_EXERCISE REQUIREMENTS_.
Drop every picture and give the entries back exactly.

(Entries with figure data)
^^^^^^^^^^^^^^^^
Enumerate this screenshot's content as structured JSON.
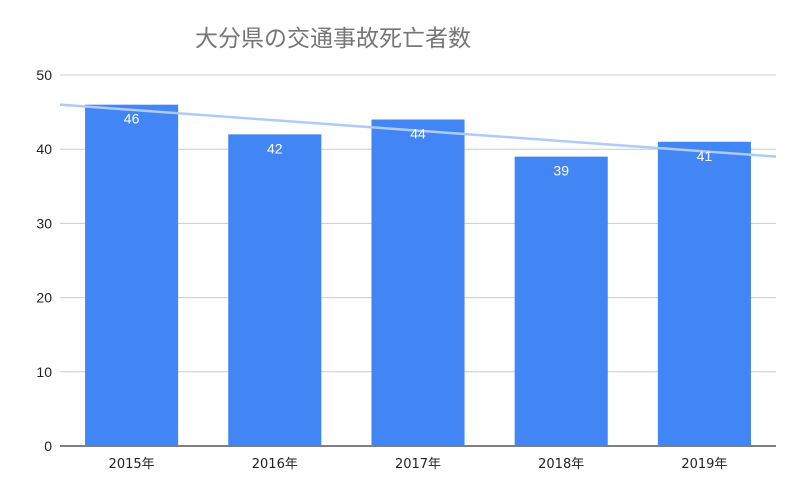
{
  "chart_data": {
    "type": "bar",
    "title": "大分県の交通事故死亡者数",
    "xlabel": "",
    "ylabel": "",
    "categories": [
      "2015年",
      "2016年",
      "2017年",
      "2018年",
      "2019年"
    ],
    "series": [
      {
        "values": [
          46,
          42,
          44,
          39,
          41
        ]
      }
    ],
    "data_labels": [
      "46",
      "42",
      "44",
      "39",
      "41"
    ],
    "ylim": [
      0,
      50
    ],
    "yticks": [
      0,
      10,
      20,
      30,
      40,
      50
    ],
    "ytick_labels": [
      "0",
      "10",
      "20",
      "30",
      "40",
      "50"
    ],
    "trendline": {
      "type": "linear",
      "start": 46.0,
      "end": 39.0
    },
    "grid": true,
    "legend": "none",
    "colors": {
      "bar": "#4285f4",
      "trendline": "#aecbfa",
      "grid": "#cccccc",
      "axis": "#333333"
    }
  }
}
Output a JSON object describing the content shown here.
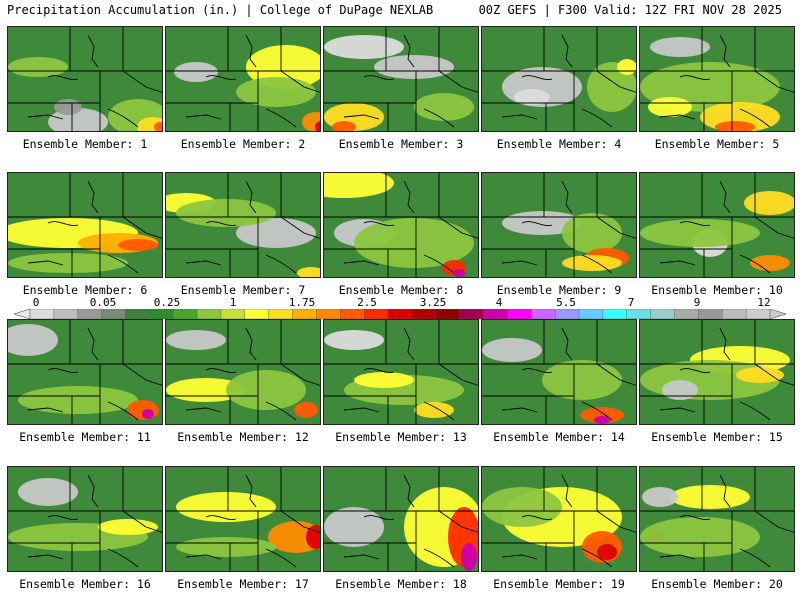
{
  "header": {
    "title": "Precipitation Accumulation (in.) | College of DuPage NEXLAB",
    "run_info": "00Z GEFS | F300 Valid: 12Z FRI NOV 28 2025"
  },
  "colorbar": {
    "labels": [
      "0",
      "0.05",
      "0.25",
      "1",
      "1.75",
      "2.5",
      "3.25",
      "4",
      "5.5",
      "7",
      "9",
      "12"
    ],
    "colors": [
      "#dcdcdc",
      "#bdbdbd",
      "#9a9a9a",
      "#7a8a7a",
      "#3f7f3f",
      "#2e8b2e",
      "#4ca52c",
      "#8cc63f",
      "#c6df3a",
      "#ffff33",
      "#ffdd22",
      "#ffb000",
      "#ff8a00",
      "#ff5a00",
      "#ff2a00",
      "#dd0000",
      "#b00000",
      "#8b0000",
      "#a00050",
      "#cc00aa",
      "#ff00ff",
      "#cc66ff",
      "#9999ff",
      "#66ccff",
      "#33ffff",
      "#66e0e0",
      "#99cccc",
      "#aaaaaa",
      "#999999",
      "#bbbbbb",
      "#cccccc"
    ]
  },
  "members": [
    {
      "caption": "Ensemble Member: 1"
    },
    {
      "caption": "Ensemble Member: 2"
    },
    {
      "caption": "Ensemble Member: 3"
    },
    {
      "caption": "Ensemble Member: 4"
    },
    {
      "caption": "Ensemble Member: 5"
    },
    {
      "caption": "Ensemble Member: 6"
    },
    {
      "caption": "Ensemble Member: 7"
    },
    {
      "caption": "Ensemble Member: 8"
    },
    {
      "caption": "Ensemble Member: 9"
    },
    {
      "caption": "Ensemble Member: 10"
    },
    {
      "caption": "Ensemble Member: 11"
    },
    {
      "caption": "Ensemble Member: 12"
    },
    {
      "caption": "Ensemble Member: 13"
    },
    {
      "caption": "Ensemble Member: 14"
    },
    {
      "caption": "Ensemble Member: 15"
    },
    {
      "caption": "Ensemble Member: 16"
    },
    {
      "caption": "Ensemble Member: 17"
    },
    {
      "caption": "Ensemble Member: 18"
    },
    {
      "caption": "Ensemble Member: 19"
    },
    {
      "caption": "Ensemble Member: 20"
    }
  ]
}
^^^^^^^^^^^^^^^^
_EXPECTED ANSWER_.
Enumerate this screenshot's content as structured JSON.
{
  "chart_data": {
    "type": "bar",
    "title": "大分県の交通事故死亡者数",
    "xlabel": "",
    "ylabel": "",
    "categories": [
      "2015年",
      "2016年",
      "2017年",
      "2018年",
      "2019年"
    ],
    "series": [
      {
        "values": [
          46,
          42,
          44,
          39,
          41
        ]
      }
    ],
    "data_labels": [
      "46",
      "42",
      "44",
      "39",
      "41"
    ],
    "ylim": [
      0,
      50
    ],
    "yticks": [
      0,
      10,
      20,
      30,
      40,
      50
    ],
    "ytick_labels": [
      "0",
      "10",
      "20",
      "30",
      "40",
      "50"
    ],
    "trendline": {
      "type": "linear",
      "start": 46.0,
      "end": 39.0
    },
    "grid": true,
    "legend": "none",
    "colors": {
      "bar": "#4285f4",
      "trendline": "#aecbfa",
      "grid": "#cccccc",
      "axis": "#333333"
    }
  }
}
Output a JSON object describing the content shown here.
{
  "header": {
    "title": "Precipitation Accumulation (in.) | College of DuPage NEXLAB",
    "run_info": "00Z GEFS | F300 Valid: 12Z FRI NOV 28 2025"
  },
  "colorbar": {
    "labels": [
      "0",
      "0.05",
      "0.25",
      "1",
      "1.75",
      "2.5",
      "3.25",
      "4",
      "5.5",
      "7",
      "9",
      "12"
    ],
    "colors": [
      "#dcdcdc",
      "#bdbdbd",
      "#9a9a9a",
      "#7a8a7a",
      "#3f7f3f",
      "#2e8b2e",
      "#4ca52c",
      "#8cc63f",
      "#c6df3a",
      "#ffff33",
      "#ffdd22",
      "#ffb000",
      "#ff8a00",
      "#ff5a00",
      "#ff2a00",
      "#dd0000",
      "#b00000",
      "#8b0000",
      "#a00050",
      "#cc00aa",
      "#ff00ff",
      "#cc66ff",
      "#9999ff",
      "#66ccff",
      "#33ffff",
      "#66e0e0",
      "#99cccc",
      "#aaaaaa",
      "#999999",
      "#bbbbbb",
      "#cccccc"
    ]
  },
  "members": [
    {
      "caption": "Ensemble Member: 1"
    },
    {
      "caption": "Ensemble Member: 2"
    },
    {
      "caption": "Ensemble Member: 3"
    },
    {
      "caption": "Ensemble Member: 4"
    },
    {
      "caption": "Ensemble Member: 5"
    },
    {
      "caption": "Ensemble Member: 6"
    },
    {
      "caption": "Ensemble Member: 7"
    },
    {
      "caption": "Ensemble Member: 8"
    },
    {
      "caption": "Ensemble Member: 9"
    },
    {
      "caption": "Ensemble Member: 10"
    },
    {
      "caption": "Ensemble Member: 11"
    },
    {
      "caption": "Ensemble Member: 12"
    },
    {
      "caption": "Ensemble Member: 13"
    },
    {
      "caption": "Ensemble Member: 14"
    },
    {
      "caption": "Ensemble Member: 15"
    },
    {
      "caption": "Ensemble Member: 16"
    },
    {
      "caption": "Ensemble Member: 17"
    },
    {
      "caption": "Ensemble Member: 18"
    },
    {
      "caption": "Ensemble Member: 19"
    },
    {
      "caption": "Ensemble Member: 20"
    }
  ]
}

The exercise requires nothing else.